● **What you are asked to do**
Identify and copy all lines of the material where the string "Pediatric" is found.

● **Records**
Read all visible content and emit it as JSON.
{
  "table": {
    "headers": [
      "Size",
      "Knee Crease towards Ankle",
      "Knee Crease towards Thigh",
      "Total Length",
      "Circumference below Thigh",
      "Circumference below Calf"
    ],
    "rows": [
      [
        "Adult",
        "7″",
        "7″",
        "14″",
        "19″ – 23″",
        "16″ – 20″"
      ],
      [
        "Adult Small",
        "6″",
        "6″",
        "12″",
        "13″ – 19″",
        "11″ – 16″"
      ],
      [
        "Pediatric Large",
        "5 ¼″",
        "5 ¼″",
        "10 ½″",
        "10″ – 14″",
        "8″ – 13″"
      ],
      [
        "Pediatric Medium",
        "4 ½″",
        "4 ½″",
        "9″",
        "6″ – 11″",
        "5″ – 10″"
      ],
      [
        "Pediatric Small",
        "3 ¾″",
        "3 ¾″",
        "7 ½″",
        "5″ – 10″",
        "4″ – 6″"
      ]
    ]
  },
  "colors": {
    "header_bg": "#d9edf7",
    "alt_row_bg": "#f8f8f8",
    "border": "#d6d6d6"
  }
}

● **Output below**
        "Pediatric Large",
        "Pediatric Medium",
        "Pediatric Small",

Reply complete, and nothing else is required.